Pick out each line of the records that includes the string "beams", and copy it.

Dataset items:
- - -
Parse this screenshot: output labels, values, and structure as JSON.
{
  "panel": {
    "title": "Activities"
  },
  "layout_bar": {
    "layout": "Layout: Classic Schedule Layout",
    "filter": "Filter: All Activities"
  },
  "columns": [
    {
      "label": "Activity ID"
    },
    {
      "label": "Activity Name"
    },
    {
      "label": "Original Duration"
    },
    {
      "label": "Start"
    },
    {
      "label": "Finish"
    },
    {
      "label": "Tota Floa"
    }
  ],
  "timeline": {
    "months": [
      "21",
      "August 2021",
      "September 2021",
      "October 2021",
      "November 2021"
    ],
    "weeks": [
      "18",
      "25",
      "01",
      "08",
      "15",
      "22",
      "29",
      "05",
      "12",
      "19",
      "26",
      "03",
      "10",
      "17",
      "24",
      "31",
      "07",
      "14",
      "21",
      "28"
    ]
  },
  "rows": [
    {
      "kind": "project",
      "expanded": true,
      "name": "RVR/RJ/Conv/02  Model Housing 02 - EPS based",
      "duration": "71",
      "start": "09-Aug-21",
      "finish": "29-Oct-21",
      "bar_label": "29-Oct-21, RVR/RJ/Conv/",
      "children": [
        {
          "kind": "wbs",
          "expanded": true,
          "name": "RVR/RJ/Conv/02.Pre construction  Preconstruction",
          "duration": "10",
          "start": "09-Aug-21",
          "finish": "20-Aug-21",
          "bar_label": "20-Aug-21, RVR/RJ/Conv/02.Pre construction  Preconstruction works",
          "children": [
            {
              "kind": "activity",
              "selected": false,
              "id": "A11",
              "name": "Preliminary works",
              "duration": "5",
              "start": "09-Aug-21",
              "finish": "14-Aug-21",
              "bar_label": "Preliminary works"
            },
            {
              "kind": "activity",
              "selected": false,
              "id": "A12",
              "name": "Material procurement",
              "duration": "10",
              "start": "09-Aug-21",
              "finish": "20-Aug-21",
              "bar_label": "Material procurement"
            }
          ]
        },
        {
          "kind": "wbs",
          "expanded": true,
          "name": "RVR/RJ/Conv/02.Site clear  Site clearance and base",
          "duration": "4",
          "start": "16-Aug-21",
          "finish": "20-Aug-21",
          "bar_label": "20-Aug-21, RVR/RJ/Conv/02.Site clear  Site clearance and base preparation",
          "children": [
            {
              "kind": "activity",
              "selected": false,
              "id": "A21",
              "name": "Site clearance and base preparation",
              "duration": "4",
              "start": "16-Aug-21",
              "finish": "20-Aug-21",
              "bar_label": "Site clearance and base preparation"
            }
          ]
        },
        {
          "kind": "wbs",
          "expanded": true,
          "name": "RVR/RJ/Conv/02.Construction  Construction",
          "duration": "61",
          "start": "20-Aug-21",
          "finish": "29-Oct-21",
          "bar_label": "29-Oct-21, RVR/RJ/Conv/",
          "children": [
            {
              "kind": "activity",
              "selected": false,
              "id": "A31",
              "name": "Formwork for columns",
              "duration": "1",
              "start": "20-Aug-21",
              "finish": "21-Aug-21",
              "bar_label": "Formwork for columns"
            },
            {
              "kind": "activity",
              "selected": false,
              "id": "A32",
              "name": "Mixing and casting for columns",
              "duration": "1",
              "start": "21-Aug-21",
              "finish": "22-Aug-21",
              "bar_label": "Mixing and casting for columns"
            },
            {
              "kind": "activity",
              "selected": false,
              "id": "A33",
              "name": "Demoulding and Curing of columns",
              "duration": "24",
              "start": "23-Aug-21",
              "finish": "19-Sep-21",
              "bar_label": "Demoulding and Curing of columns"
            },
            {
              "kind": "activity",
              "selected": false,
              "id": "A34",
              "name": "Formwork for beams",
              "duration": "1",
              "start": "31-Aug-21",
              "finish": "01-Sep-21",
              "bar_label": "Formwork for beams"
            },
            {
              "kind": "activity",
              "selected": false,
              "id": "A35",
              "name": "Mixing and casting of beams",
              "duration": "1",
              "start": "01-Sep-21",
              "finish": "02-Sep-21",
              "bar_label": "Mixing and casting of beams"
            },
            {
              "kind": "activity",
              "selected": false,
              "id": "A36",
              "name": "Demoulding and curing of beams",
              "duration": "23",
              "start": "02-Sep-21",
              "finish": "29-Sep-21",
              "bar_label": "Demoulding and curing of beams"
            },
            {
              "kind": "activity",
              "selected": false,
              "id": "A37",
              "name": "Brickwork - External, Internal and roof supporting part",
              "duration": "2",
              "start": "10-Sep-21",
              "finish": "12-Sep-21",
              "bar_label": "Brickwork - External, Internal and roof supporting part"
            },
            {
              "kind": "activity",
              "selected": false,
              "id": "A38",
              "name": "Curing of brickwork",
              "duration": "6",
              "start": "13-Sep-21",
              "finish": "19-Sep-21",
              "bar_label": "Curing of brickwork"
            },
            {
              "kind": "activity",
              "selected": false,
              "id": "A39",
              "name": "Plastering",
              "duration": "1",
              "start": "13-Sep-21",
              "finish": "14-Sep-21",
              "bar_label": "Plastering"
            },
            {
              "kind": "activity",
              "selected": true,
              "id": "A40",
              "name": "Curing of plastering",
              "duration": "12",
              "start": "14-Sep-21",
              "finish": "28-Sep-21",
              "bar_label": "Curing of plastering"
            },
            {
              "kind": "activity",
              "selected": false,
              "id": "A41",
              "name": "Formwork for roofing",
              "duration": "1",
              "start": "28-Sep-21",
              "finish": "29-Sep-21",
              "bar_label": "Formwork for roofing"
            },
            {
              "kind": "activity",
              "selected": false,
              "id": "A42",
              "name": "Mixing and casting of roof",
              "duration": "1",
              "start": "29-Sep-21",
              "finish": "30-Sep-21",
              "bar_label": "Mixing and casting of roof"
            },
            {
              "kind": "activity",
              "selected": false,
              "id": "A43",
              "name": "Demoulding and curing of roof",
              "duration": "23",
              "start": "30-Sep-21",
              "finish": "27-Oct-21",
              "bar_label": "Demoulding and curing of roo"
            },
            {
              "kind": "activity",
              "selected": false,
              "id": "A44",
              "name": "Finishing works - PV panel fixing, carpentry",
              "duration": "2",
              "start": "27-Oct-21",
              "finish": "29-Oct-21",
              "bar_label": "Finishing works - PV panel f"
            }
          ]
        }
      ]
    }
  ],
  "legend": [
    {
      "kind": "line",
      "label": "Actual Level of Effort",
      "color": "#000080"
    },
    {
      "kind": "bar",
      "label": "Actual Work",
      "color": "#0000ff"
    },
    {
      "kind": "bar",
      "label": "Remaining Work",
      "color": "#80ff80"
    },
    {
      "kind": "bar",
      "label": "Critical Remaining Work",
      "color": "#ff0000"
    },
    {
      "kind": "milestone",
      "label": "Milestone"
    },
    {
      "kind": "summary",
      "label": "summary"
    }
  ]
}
- - -
▶ Result of the task:
              "name": "Formwork for beams",
              "bar_label": "Formwork for beams"
              "name": "Mixing and casting of beams",
              "bar_label": "Mixing and casting of beams"
              "name": "Demoulding and curing of beams",
              "bar_label": "Demoulding and curing of beams"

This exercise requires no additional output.